>> Start Material

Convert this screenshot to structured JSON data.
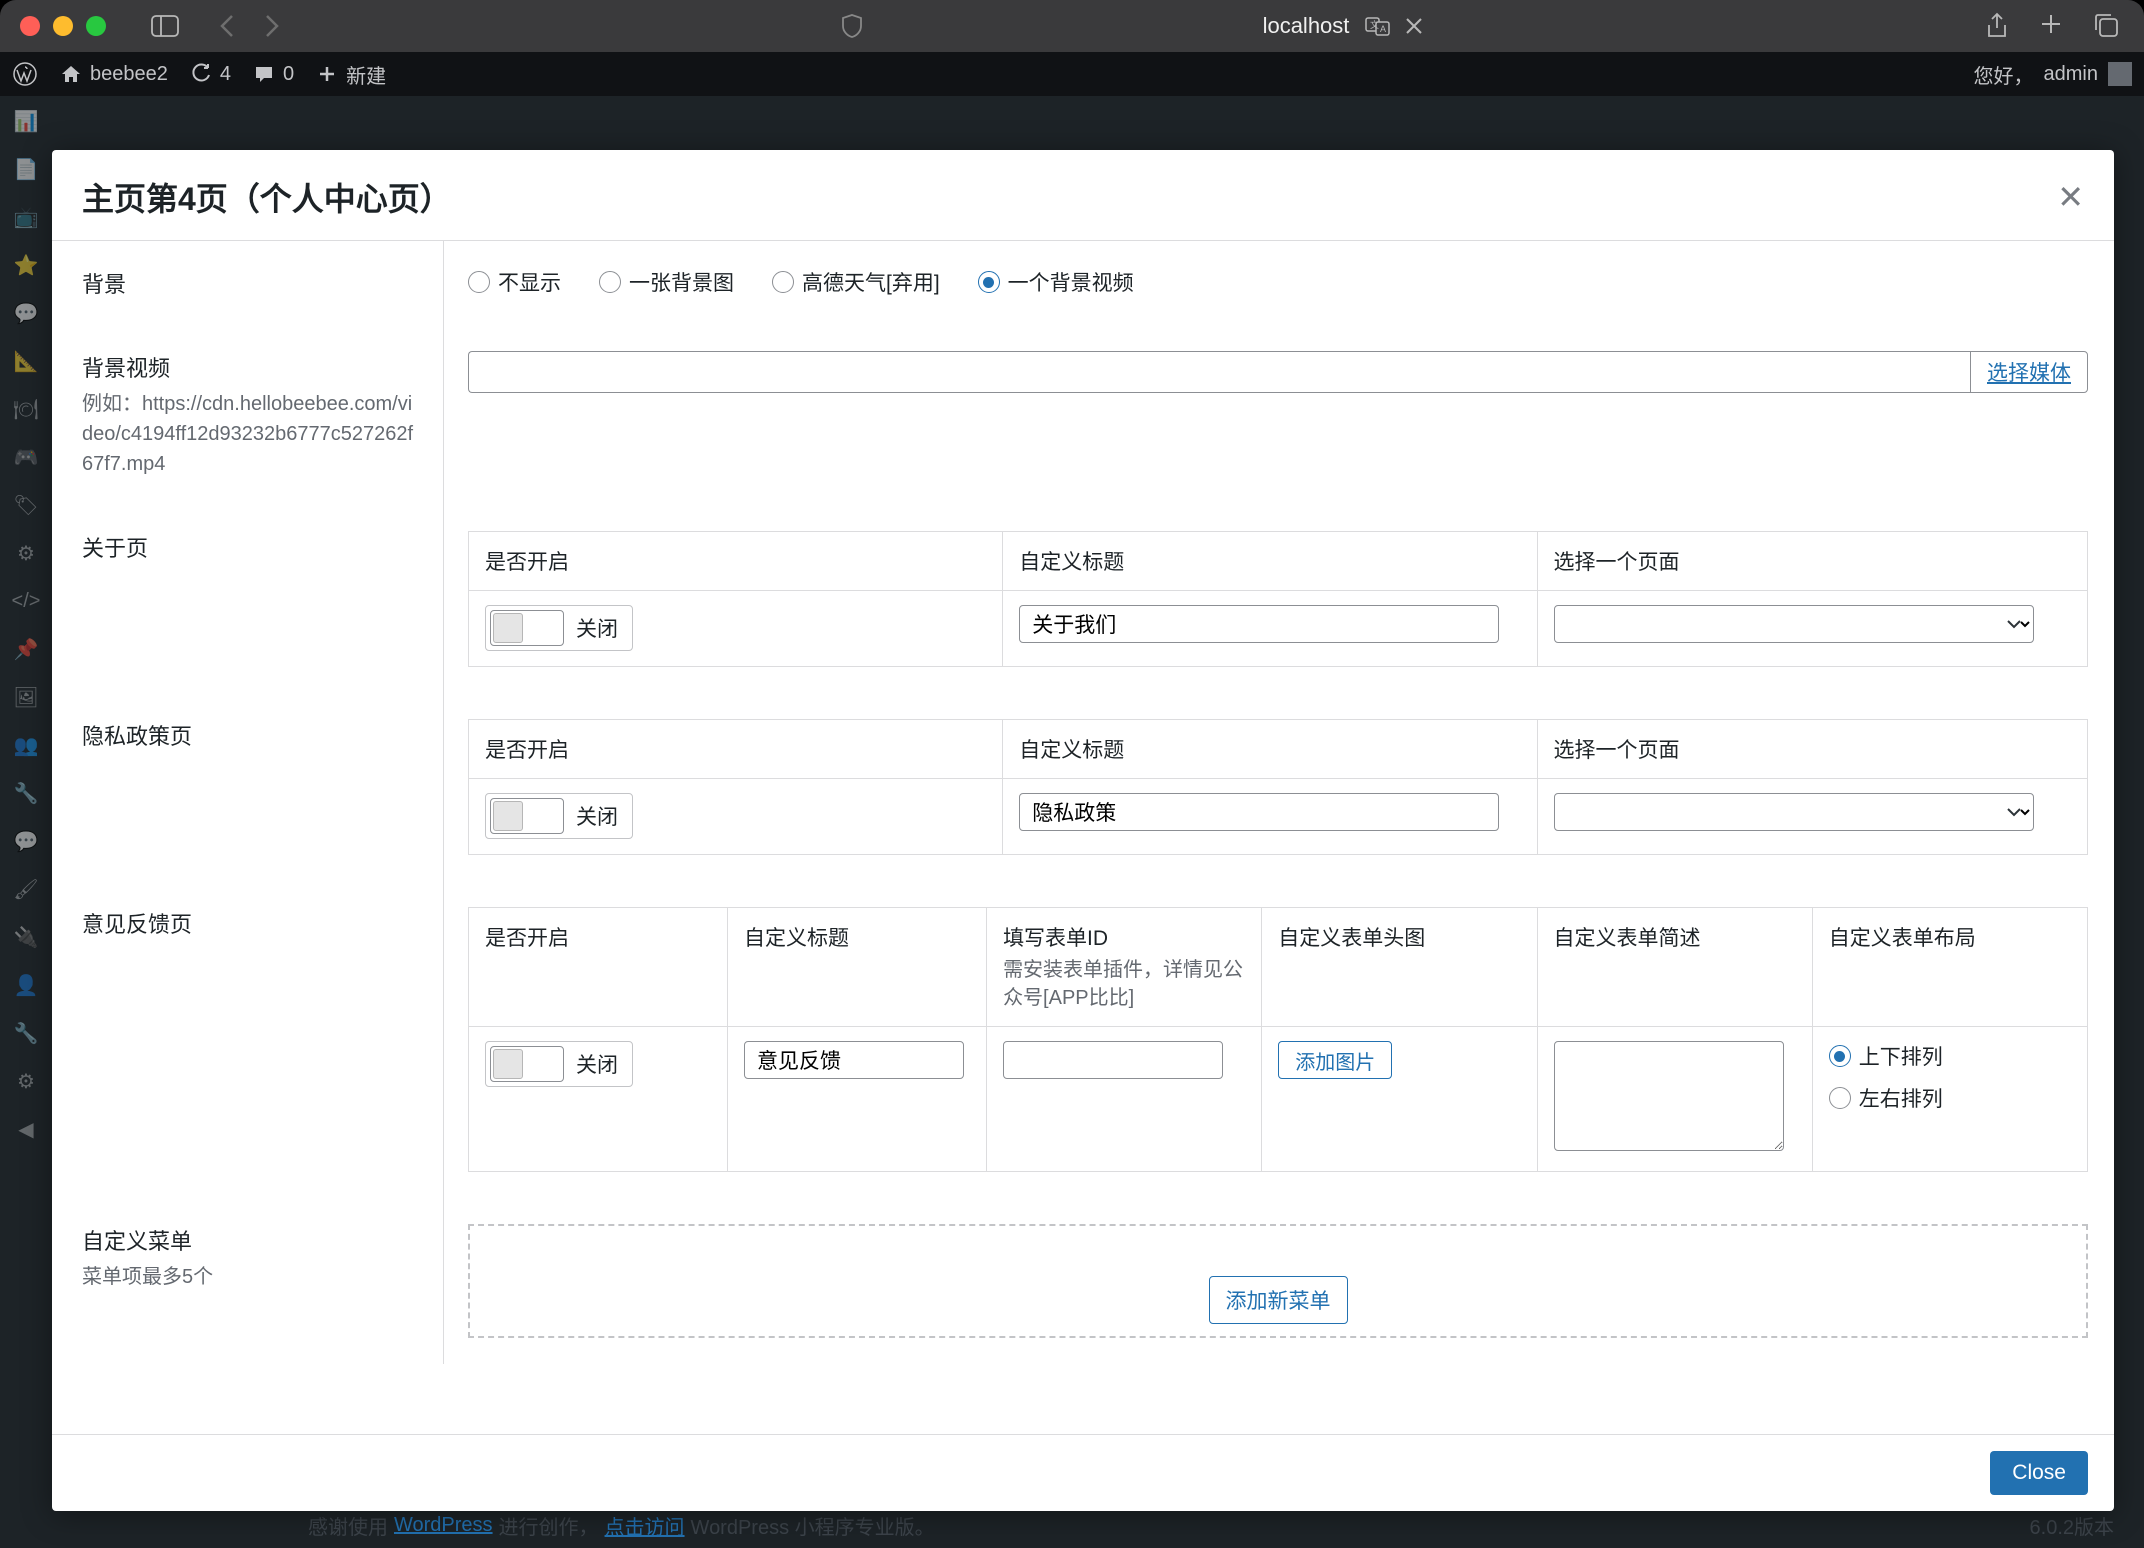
{
  "browser": {
    "url": "localhost"
  },
  "adminbar": {
    "site_name": "beebee2",
    "updates_count": "4",
    "comments_count": "0",
    "new_label": "新建",
    "greeting": "您好，",
    "username": "admin"
  },
  "modal": {
    "title": "主页第4页（个人中心页）",
    "close_label": "Close"
  },
  "rows": {
    "background": {
      "label": "背景",
      "options": {
        "none": "不显示",
        "image": "一张背景图",
        "gaode": "高德天气[弃用]",
        "video": "一个背景视频"
      }
    },
    "bgvideo": {
      "label": "背景视频",
      "example_prefix": "例如：",
      "example_url": "https://cdn.hellobeebee.com/video/c4194ff12d93232b6777c527262f67f7.mp4",
      "select_media": "选择媒体",
      "value": ""
    },
    "about": {
      "label": "关于页",
      "col_enable": "是否开启",
      "col_title": "自定义标题",
      "col_page": "选择一个页面",
      "toggle_state": "关闭",
      "title_value": "关于我们"
    },
    "privacy": {
      "label": "隐私政策页",
      "col_enable": "是否开启",
      "col_title": "自定义标题",
      "col_page": "选择一个页面",
      "toggle_state": "关闭",
      "title_value": "隐私政策"
    },
    "feedback": {
      "label": "意见反馈页",
      "col_enable": "是否开启",
      "col_title": "自定义标题",
      "col_formid": "填写表单ID",
      "col_formid_desc": "需安装表单插件，详情见公众号[APP比比]",
      "col_header_img": "自定义表单头图",
      "col_desc": "自定义表单简述",
      "col_layout": "自定义表单布局",
      "toggle_state": "关闭",
      "title_value": "意见反馈",
      "formid_value": "",
      "add_image": "添加图片",
      "desc_value": "",
      "layout_vertical": "上下排列",
      "layout_horizontal": "左右排列"
    },
    "custom_menu": {
      "label": "自定义菜单",
      "sub": "菜单项最多5个",
      "add_button": "添加新菜单"
    }
  },
  "footer": {
    "thanks_pre": "感谢使用 ",
    "wp_link": "WordPress",
    "thanks_mid": " 进行创作，",
    "click_link": "点击访问",
    "thanks_suf": " WordPress 小程序专业版。",
    "version": "6.0.2版本"
  }
}
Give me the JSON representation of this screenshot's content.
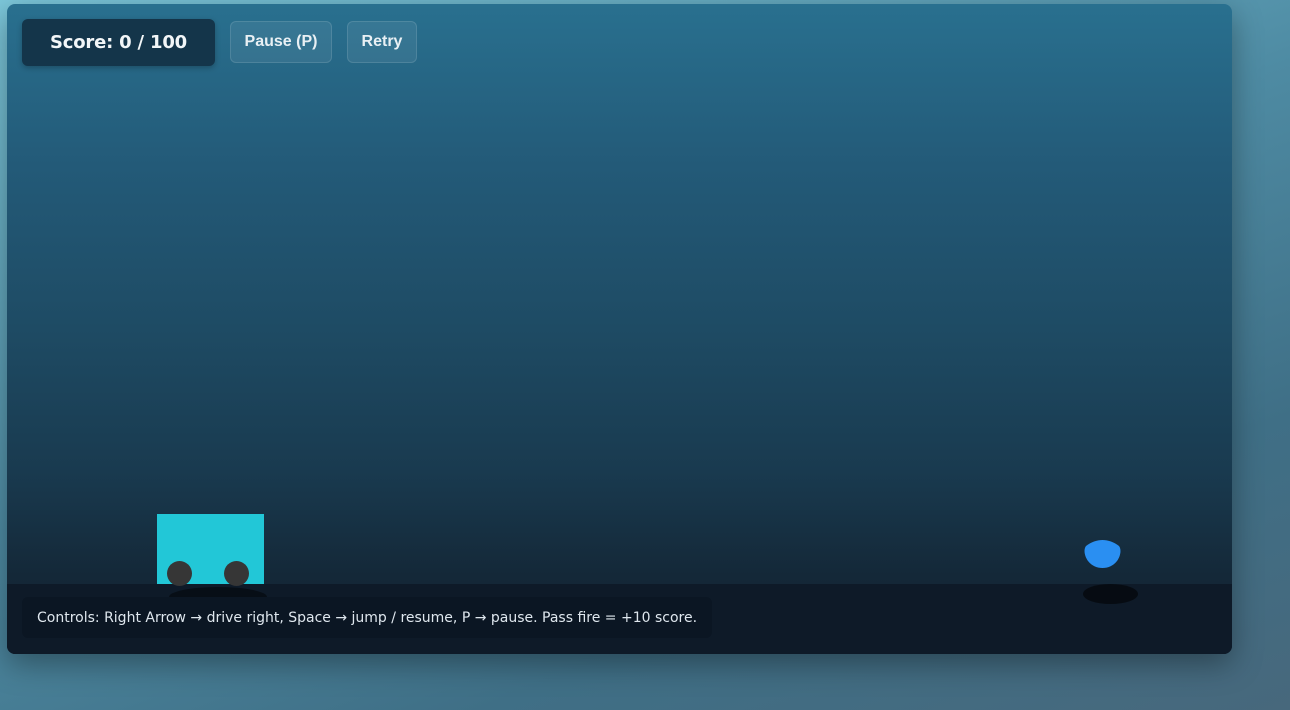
{
  "hud": {
    "score_text": "Score: 0 / 100",
    "pause_label": "Pause (P)",
    "retry_label": "Retry"
  },
  "footer": {
    "controls_text": "Controls: Right Arrow → drive right, Space → jump / resume, P → pause. Pass fire = +10 score."
  },
  "colors": {
    "car_body": "#22c7d7",
    "car_wheels": "#363636",
    "fire": "#2a8ff2",
    "sky_top": "#29708f",
    "sky_bottom": "#101e2c",
    "ground": "#0e1a28"
  },
  "entities": {
    "player": "car",
    "obstacle": "fire"
  }
}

>> End Material

**Instruction:** Without the pictures, transcribe the listing above exactly.

**Response below:**
Convert this screenshot to structured JSON data.
{
  "browser": {
    "url": "localhost"
  },
  "adminbar": {
    "site_name": "beebee2",
    "updates_count": "4",
    "comments_count": "0",
    "new_label": "新建",
    "greeting": "您好，",
    "username": "admin"
  },
  "modal": {
    "title": "主页第4页（个人中心页）",
    "close_label": "Close"
  },
  "rows": {
    "background": {
      "label": "背景",
      "options": {
        "none": "不显示",
        "image": "一张背景图",
        "gaode": "高德天气[弃用]",
        "video": "一个背景视频"
      }
    },
    "bgvideo": {
      "label": "背景视频",
      "example_prefix": "例如：",
      "example_url": "https://cdn.hellobeebee.com/video/c4194ff12d93232b6777c527262f67f7.mp4",
      "select_media": "选择媒体",
      "value": ""
    },
    "about": {
      "label": "关于页",
      "col_enable": "是否开启",
      "col_title": "自定义标题",
      "col_page": "选择一个页面",
      "toggle_state": "关闭",
      "title_value": "关于我们"
    },
    "privacy": {
      "label": "隐私政策页",
      "col_enable": "是否开启",
      "col_title": "自定义标题",
      "col_page": "选择一个页面",
      "toggle_state": "关闭",
      "title_value": "隐私政策"
    },
    "feedback": {
      "label": "意见反馈页",
      "col_enable": "是否开启",
      "col_title": "自定义标题",
      "col_formid": "填写表单ID",
      "col_formid_desc": "需安装表单插件，详情见公众号[APP比比]",
      "col_header_img": "自定义表单头图",
      "col_desc": "自定义表单简述",
      "col_layout": "自定义表单布局",
      "toggle_state": "关闭",
      "title_value": "意见反馈",
      "formid_value": "",
      "add_image": "添加图片",
      "desc_value": "",
      "layout_vertical": "上下排列",
      "layout_horizontal": "左右排列"
    },
    "custom_menu": {
      "label": "自定义菜单",
      "sub": "菜单项最多5个",
      "add_button": "添加新菜单"
    }
  },
  "footer": {
    "thanks_pre": "感谢使用 ",
    "wp_link": "WordPress",
    "thanks_mid": " 进行创作，",
    "click_link": "点击访问",
    "thanks_suf": " WordPress 小程序专业版。",
    "version": "6.0.2版本"
  }
}
Give me the JSON representation of this screenshot's content.
{
  "hud": {
    "score_text": "Score: 0 / 100",
    "pause_label": "Pause (P)",
    "retry_label": "Retry"
  },
  "footer": {
    "controls_text": "Controls: Right Arrow → drive right, Space → jump / resume, P → pause. Pass fire = +10 score."
  },
  "colors": {
    "car_body": "#22c7d7",
    "car_wheels": "#363636",
    "fire": "#2a8ff2",
    "sky_top": "#29708f",
    "sky_bottom": "#101e2c",
    "ground": "#0e1a28"
  },
  "entities": {
    "player": "car",
    "obstacle": "fire"
  }
}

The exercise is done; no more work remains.